Read through the data and report every line in which the word "voranschlagswirksamen" occurs.

### Input records
____

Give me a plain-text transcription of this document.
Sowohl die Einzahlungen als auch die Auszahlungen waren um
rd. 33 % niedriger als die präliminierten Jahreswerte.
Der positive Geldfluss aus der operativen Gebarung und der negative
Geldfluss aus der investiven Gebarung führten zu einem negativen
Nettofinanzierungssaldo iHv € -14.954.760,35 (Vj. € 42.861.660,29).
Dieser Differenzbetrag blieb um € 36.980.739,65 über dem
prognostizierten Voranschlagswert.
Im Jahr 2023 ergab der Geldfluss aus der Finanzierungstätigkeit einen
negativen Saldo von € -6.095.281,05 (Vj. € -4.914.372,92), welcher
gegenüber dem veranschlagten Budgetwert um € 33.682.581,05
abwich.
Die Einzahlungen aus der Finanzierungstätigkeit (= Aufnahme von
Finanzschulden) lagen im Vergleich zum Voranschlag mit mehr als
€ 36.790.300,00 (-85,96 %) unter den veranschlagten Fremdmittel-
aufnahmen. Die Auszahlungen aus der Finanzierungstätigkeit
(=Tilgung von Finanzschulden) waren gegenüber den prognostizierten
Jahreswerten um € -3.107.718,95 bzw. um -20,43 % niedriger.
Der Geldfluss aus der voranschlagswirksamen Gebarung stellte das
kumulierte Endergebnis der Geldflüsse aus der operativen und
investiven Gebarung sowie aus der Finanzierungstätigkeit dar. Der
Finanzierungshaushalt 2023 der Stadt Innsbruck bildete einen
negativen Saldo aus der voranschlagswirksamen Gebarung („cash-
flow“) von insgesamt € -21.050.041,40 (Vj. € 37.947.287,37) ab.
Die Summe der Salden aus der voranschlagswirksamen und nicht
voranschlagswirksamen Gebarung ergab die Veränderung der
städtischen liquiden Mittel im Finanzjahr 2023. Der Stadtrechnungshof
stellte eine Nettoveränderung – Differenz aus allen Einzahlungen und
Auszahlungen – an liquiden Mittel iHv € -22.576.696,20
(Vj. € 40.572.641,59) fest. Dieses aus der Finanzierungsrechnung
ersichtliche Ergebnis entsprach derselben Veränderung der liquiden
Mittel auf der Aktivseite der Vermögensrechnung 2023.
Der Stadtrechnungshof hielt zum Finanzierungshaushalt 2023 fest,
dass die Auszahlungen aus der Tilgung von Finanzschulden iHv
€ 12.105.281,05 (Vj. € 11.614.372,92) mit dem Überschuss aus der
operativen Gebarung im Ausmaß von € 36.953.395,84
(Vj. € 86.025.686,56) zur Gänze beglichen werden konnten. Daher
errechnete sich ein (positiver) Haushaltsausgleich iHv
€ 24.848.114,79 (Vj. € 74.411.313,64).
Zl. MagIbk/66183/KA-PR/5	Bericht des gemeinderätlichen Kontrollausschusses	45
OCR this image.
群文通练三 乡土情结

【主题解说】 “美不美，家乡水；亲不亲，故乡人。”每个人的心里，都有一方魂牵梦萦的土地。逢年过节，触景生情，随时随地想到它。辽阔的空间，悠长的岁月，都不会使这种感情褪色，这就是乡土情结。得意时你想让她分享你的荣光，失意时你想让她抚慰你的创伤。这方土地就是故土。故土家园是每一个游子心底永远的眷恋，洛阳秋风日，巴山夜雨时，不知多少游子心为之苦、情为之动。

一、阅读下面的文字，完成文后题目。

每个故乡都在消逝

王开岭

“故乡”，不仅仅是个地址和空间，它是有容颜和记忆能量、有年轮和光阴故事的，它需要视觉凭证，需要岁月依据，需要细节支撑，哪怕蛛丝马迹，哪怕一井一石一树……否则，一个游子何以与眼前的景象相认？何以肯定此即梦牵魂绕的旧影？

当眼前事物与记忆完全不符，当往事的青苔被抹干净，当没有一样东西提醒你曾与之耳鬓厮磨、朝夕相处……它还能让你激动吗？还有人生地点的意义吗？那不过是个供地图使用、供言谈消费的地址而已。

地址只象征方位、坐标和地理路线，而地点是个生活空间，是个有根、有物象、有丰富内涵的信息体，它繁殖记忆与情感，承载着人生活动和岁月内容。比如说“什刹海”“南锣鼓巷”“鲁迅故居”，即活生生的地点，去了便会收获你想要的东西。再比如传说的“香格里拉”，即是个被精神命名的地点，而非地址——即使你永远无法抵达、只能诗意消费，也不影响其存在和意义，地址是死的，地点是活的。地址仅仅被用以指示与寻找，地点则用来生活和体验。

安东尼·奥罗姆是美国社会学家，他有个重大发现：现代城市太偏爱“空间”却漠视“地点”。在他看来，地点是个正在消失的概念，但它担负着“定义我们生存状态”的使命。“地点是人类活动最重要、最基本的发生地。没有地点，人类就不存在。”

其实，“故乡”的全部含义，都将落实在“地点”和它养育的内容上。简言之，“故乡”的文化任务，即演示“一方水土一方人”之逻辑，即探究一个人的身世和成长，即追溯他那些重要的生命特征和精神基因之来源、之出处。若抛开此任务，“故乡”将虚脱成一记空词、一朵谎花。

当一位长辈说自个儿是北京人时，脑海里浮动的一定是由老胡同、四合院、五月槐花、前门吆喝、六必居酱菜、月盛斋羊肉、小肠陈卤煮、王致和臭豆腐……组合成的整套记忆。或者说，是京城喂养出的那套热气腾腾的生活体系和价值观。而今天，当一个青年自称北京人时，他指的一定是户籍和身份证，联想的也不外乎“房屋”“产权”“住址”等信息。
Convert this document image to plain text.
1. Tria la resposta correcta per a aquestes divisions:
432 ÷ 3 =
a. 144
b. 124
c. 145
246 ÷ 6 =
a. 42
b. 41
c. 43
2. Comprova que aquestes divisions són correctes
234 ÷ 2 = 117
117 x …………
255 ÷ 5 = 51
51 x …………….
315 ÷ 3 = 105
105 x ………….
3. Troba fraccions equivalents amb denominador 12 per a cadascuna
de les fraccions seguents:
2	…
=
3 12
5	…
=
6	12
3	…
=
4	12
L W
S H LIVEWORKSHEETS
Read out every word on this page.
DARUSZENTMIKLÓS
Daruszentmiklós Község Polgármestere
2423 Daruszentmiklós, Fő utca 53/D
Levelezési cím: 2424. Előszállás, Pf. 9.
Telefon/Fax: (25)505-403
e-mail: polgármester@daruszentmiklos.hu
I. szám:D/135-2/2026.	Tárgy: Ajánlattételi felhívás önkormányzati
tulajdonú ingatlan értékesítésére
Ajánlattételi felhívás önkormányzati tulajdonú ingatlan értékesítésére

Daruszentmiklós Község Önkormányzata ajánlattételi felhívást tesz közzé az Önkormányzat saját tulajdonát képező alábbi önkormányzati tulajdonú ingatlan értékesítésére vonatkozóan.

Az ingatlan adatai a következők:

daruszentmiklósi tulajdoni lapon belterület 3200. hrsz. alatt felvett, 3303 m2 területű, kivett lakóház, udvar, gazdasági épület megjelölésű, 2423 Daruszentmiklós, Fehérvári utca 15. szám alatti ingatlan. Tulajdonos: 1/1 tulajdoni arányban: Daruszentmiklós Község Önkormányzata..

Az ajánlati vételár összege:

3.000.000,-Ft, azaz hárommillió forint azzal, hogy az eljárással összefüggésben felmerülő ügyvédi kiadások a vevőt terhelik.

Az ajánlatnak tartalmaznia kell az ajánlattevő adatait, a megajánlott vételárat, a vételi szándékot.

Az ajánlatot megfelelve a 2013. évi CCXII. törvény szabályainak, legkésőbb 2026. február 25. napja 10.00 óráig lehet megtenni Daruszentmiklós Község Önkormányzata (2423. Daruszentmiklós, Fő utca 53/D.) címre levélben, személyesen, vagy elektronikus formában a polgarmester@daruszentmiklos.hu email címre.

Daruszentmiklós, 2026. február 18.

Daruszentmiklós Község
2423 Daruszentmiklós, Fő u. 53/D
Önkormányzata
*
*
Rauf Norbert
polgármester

____

### Correct answer
Der Geldfluss aus der voranschlagswirksamen Gebarung stellte das
negativen Saldo aus der voranschlagswirksamen Gebarung („cash-
Die Summe der Salden aus der voranschlagswirksamen und nicht
voranschlagswirksamen Gebarung ergab die Veränderung der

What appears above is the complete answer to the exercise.